>> Start TASK MATERIAL
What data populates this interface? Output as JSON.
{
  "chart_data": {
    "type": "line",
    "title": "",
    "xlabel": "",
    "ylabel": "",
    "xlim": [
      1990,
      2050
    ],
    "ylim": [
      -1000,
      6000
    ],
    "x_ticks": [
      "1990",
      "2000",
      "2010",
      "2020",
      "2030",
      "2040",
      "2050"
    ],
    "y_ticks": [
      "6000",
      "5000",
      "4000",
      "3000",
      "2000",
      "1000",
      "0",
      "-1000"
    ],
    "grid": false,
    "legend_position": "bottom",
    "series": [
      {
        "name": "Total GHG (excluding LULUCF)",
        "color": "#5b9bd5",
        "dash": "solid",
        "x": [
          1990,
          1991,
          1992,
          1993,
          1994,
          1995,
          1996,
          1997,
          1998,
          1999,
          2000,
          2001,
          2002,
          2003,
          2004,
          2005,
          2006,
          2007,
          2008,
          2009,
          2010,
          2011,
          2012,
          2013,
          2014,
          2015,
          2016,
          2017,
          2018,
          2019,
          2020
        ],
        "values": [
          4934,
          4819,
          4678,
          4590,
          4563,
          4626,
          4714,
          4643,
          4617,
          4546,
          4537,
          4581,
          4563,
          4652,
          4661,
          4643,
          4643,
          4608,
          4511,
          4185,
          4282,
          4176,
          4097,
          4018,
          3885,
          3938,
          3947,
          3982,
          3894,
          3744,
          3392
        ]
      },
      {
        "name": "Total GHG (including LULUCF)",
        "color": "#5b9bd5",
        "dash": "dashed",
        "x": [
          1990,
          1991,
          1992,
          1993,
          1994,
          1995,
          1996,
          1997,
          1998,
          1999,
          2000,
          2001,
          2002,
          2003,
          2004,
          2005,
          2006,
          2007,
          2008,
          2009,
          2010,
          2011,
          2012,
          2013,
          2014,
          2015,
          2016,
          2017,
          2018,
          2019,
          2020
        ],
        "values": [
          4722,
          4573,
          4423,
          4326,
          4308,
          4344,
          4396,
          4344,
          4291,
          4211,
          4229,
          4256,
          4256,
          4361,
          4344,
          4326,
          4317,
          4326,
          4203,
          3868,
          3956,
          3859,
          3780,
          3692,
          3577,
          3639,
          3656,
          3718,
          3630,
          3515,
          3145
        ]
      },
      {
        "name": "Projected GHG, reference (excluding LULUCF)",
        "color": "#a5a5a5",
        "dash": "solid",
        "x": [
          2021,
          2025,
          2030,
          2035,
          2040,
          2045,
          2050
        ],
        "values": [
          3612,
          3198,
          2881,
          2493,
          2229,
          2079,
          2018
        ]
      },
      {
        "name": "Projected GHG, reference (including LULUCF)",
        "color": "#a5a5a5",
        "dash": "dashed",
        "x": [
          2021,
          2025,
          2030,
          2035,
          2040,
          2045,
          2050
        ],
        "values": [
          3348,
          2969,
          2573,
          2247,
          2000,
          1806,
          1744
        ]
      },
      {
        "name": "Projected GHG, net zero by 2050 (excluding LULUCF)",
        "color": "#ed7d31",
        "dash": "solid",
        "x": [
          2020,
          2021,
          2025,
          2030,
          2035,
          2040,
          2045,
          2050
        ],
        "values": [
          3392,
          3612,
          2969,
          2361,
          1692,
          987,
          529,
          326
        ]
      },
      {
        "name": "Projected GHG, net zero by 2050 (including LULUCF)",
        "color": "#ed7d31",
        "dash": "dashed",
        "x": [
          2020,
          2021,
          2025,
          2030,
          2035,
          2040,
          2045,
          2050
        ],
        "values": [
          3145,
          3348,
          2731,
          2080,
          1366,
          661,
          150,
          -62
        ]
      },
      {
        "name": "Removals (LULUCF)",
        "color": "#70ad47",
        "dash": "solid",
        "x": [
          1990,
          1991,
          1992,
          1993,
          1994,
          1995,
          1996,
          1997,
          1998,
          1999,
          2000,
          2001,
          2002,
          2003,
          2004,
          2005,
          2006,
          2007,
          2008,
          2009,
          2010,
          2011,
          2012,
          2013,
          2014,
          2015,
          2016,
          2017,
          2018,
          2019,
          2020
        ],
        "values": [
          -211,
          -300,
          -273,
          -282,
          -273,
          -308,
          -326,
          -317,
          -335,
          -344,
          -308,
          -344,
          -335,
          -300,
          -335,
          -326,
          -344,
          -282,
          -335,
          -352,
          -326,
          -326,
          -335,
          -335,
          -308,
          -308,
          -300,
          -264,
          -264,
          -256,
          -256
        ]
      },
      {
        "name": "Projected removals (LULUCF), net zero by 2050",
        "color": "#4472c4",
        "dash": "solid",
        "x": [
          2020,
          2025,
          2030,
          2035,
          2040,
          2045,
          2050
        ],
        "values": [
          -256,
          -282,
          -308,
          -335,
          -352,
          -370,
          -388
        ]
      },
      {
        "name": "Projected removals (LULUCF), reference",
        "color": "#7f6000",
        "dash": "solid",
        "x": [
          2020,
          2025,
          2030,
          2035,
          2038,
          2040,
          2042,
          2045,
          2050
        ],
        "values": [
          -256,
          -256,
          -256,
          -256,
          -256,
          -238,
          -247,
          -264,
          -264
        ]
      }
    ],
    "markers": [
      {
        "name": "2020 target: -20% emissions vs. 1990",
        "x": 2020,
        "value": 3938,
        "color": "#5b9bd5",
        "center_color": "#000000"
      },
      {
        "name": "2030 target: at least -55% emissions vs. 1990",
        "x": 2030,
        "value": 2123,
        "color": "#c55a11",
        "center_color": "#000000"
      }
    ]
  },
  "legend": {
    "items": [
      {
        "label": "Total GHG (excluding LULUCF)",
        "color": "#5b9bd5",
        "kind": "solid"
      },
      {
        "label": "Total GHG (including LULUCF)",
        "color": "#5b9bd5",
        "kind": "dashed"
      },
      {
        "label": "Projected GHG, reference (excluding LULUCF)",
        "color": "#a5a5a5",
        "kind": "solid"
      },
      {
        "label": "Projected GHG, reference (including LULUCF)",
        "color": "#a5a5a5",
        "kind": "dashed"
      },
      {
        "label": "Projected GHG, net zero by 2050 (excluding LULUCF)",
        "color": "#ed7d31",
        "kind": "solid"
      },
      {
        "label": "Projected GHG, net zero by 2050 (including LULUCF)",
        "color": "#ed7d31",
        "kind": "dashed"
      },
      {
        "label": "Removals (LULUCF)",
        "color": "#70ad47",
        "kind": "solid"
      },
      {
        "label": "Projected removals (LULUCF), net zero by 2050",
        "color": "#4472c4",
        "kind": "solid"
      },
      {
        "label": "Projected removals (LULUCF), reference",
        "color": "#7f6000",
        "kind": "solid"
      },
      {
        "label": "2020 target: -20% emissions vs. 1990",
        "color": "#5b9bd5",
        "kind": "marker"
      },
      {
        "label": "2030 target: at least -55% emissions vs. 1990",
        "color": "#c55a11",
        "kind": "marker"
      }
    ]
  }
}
>> End TASK MATERIAL
▶ [TASK BRIEF]
Find the lines above that include the string "least" and copy them.

▶ [TASK RESPONSE]
        "name": "2030 target: at least -55% emissions vs. 1990",
        "label": "2030 target: at least -55% emissions vs. 1990",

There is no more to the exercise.